The task: Transcribe the listing word for word.

(Dataset rows about figures)
╔══
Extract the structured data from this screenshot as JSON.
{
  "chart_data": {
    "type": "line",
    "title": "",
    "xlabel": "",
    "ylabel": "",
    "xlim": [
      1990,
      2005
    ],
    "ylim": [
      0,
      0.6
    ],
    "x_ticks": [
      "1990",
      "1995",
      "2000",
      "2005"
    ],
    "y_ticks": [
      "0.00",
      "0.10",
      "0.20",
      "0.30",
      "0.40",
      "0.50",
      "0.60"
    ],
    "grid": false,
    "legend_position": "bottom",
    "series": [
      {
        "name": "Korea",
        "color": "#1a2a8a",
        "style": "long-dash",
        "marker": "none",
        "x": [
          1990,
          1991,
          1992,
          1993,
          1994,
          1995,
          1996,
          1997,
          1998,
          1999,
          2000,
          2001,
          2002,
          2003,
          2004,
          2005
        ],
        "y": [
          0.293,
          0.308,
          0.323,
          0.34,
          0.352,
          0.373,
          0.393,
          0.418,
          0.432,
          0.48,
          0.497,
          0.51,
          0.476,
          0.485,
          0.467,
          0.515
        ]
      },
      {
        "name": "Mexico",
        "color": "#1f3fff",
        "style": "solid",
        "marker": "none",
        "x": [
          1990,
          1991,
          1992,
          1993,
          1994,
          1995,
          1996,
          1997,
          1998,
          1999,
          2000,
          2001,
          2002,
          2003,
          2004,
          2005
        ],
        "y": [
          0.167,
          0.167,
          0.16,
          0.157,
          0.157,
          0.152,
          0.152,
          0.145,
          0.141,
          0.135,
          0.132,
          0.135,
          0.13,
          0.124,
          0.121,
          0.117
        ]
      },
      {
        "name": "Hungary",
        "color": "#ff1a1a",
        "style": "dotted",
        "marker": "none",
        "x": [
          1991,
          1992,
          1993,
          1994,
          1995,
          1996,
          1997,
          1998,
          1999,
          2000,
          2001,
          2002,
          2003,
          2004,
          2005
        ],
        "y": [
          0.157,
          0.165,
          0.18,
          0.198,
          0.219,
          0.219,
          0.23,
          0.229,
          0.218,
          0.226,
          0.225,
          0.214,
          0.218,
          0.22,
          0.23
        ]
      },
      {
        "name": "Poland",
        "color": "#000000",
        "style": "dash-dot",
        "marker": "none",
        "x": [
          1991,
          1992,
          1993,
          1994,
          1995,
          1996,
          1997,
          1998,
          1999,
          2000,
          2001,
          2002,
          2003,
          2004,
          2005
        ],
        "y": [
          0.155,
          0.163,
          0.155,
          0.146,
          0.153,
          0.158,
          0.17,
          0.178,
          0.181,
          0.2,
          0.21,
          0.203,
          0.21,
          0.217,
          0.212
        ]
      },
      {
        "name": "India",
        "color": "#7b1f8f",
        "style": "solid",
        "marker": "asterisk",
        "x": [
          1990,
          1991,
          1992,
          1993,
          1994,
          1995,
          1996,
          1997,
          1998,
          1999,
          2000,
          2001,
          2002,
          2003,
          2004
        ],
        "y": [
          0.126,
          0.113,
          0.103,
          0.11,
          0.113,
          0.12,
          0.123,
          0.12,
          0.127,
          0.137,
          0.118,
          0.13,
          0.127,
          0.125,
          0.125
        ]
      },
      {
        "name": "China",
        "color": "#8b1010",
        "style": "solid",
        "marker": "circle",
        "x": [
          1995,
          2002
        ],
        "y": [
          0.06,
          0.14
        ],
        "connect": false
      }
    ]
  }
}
╚══
Final answer:
Extract the structured data from this screenshot as JSON.
{
  "chart_data": {
    "type": "line",
    "title": "",
    "xlabel": "",
    "ylabel": "",
    "xlim": [
      1990,
      2005
    ],
    "ylim": [
      0,
      0.6
    ],
    "x_ticks": [
      "1990",
      "1995",
      "2000",
      "2005"
    ],
    "y_ticks": [
      "0.00",
      "0.10",
      "0.20",
      "0.30",
      "0.40",
      "0.50",
      "0.60"
    ],
    "grid": false,
    "legend_position": "bottom",
    "series": [
      {
        "name": "Korea",
        "color": "#1a2a8a",
        "style": "long-dash",
        "marker": "none",
        "x": [
          1990,
          1991,
          1992,
          1993,
          1994,
          1995,
          1996,
          1997,
          1998,
          1999,
          2000,
          2001,
          2002,
          2003,
          2004,
          2005
        ],
        "y": [
          0.293,
          0.308,
          0.323,
          0.34,
          0.352,
          0.373,
          0.393,
          0.418,
          0.432,
          0.48,
          0.497,
          0.51,
          0.476,
          0.485,
          0.467,
          0.515
        ]
      },
      {
        "name": "Mexico",
        "color": "#1f3fff",
        "style": "solid",
        "marker": "none",
        "x": [
          1990,
          1991,
          1992,
          1993,
          1994,
          1995,
          1996,
          1997,
          1998,
          1999,
          2000,
          2001,
          2002,
          2003,
          2004,
          2005
        ],
        "y": [
          0.167,
          0.167,
          0.16,
          0.157,
          0.157,
          0.152,
          0.152,
          0.145,
          0.141,
          0.135,
          0.132,
          0.135,
          0.13,
          0.124,
          0.121,
          0.117
        ]
      },
      {
        "name": "Hungary",
        "color": "#ff1a1a",
        "style": "dotted",
        "marker": "none",
        "x": [
          1991,
          1992,
          1993,
          1994,
          1995,
          1996,
          1997,
          1998,
          1999,
          2000,
          2001,
          2002,
          2003,
          2004,
          2005
        ],
        "y": [
          0.157,
          0.165,
          0.18,
          0.198,
          0.219,
          0.219,
          0.23,
          0.229,
          0.218,
          0.226,
          0.225,
          0.214,
          0.218,
          0.22,
          0.23
        ]
      },
      {
        "name": "Poland",
        "color": "#000000",
        "style": "dash-dot",
        "marker": "none",
        "x": [
          1991,
          1992,
          1993,
          1994,
          1995,
          1996,
          1997,
          1998,
          1999,
          2000,
          2001,
          2002,
          2003,
          2004,
          2005
        ],
        "y": [
          0.155,
          0.163,
          0.155,
          0.146,
          0.153,
          0.158,
          0.17,
          0.178,
          0.181,
          0.2,
          0.21,
          0.203,
          0.21,
          0.217,
          0.212
        ]
      },
      {
        "name": "India",
        "color": "#7b1f8f",
        "style": "solid",
        "marker": "asterisk",
        "x": [
          1990,
          1991,
          1992,
          1993,
          1994,
          1995,
          1996,
          1997,
          1998,
          1999,
          2000,
          2001,
          2002,
          2003,
          2004
        ],
        "y": [
          0.126,
          0.113,
          0.103,
          0.11,
          0.113,
          0.12,
          0.123,
          0.12,
          0.127,
          0.137,
          0.118,
          0.13,
          0.127,
          0.125,
          0.125
        ]
      },
      {
        "name": "China",
        "color": "#8b1010",
        "style": "solid",
        "marker": "circle",
        "x": [
          1995,
          2002
        ],
        "y": [
          0.06,
          0.14
        ],
        "connect": false
      }
    ]
  }
}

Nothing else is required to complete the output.